[Objective] Extract all of the entries and give them again, word for word.

[Given information]
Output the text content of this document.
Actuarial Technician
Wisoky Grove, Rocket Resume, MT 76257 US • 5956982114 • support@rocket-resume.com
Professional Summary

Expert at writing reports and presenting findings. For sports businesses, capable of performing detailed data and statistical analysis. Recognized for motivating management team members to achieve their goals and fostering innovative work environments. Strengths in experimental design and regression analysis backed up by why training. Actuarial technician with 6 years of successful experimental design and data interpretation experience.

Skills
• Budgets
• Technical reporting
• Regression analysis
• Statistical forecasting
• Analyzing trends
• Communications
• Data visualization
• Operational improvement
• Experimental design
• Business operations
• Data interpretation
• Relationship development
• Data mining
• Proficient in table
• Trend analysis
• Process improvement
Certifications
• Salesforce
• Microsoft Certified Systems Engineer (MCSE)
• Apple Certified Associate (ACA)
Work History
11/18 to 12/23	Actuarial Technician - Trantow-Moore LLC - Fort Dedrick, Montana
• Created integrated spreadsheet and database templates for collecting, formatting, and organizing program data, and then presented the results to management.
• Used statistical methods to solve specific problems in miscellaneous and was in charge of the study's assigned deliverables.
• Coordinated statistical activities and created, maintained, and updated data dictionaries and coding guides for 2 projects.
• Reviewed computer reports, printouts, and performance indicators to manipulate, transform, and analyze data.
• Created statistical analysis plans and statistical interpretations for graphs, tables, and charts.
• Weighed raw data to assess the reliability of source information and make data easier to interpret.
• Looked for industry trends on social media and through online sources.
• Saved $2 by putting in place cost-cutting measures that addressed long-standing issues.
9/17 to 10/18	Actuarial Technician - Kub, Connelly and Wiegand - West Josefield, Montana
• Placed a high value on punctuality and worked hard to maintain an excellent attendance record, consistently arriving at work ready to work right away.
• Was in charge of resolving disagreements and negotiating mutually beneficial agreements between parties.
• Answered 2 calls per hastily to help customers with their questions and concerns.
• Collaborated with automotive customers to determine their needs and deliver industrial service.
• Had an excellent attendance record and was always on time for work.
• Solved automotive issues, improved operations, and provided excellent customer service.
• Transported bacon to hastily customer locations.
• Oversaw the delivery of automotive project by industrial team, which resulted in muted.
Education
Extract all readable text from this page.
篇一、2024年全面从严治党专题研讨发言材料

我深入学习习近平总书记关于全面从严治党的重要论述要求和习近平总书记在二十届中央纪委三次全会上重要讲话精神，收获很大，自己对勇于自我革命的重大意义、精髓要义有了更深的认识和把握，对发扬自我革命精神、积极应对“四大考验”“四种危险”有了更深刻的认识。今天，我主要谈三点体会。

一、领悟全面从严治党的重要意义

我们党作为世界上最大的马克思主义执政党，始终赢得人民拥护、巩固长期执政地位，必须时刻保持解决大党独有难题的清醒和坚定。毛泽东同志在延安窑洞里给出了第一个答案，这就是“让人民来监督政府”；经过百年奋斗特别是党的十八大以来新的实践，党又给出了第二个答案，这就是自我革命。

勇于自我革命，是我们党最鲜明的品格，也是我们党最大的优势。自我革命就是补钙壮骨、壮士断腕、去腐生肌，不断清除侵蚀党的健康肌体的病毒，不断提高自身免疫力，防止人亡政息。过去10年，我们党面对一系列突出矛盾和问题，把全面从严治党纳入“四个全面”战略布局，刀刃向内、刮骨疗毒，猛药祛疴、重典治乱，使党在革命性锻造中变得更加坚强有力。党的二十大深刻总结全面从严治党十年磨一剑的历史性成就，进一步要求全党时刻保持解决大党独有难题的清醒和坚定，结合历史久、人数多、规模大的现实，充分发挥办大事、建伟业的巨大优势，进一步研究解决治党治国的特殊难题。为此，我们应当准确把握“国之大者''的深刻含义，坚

[Task solution]
Output the text content of this document.
Actuarial Technician
Wisoky Grove, Rocket Resume, MT 76257 US • 5956982114 • support@rocket-resume.com
Professional Summary

Expert at writing reports and presenting findings. For sports businesses, capable of performing detailed data and statistical analysis. Recognized for motivating management team members to achieve their goals and fostering innovative work environments. Strengths in experimental design and regression analysis backed up by why training. Actuarial technician with 6 years of successful experimental design and data interpretation experience.

Skills
• Budgets
• Technical reporting
• Regression analysis
• Statistical forecasting
• Analyzing trends
• Communications
• Data visualization
• Operational improvement
• Experimental design
• Business operations
• Data interpretation
• Relationship development
• Data mining
• Proficient in table
• Trend analysis
• Process improvement
Certifications
• Salesforce
• Microsoft Certified Systems Engineer (MCSE)
• Apple Certified Associate (ACA)
Work History
11/18 to 12/23	Actuarial Technician - Trantow-Moore LLC - Fort Dedrick, Montana
• Created integrated spreadsheet and database templates for collecting, formatting, and organizing program data, and then presented the results to management.
• Used statistical methods to solve specific problems in miscellaneous and was in charge of the study's assigned deliverables.
• Coordinated statistical activities and created, maintained, and updated data dictionaries and coding guides for 2 projects.
• Reviewed computer reports, printouts, and performance indicators to manipulate, transform, and analyze data.
• Created statistical analysis plans and statistical interpretations for graphs, tables, and charts.
• Weighed raw data to assess the reliability of source information and make data easier to interpret.
• Looked for industry trends on social media and through online sources.
• Saved $2 by putting in place cost-cutting measures that addressed long-standing issues.
9/17 to 10/18	Actuarial Technician - Kub, Connelly and Wiegand - West Josefield, Montana
• Placed a high value on punctuality and worked hard to maintain an excellent attendance record, consistently arriving at work ready to work right away.
• Was in charge of resolving disagreements and negotiating mutually beneficial agreements between parties.
• Answered 2 calls per hastily to help customers with their questions and concerns.
• Collaborated with automotive customers to determine their needs and deliver industrial service.
• Had an excellent attendance record and was always on time for work.
• Solved automotive issues, improved operations, and provided excellent customer service.
• Transported bacon to hastily customer locations.
• Oversaw the delivery of automotive project by industrial team, which resulted in muted.
Education
Extract all readable text from this page.
篇一、2024年全面从严治党专题研讨发言材料

我深入学习习近平总书记关于全面从严治党的重要论述要求和习近平总书记在二十届中央纪委三次全会上重要讲话精神，收获很大，自己对勇于自我革命的重大意义、精髓要义有了更深的认识和把握，对发扬自我革命精神、积极应对“四大考验”“四种危险”有了更深刻的认识。今天，我主要谈三点体会。

一、领悟全面从严治党的重要意义

我们党作为世界上最大的马克思主义执政党，始终赢得人民拥护、巩固长期执政地位，必须时刻保持解决大党独有难题的清醒和坚定。毛泽东同志在延安窑洞里给出了第一个答案，这就是“让人民来监督政府”；经过百年奋斗特别是党的十八大以来新的实践，党又给出了第二个答案，这就是自我革命。

勇于自我革命，是我们党最鲜明的品格，也是我们党最大的优势。自我革命就是补钙壮骨、壮士断腕、去腐生肌，不断清除侵蚀党的健康肌体的病毒，不断提高自身免疫力，防止人亡政息。过去10年，我们党面对一系列突出矛盾和问题，把全面从严治党纳入“四个全面”战略布局，刀刃向内、刮骨疗毒，猛药祛疴、重典治乱，使党在革命性锻造中变得更加坚强有力。党的二十大深刻总结全面从严治党十年磨一剑的历史性成就，进一步要求全党时刻保持解决大党独有难题的清醒和坚定，结合历史久、人数多、规模大的现实，充分发挥办大事、建伟业的巨大优势，进一步研究解决治党治国的特殊难题。为此，我们应当准确把握“国之大者''的深刻含义，坚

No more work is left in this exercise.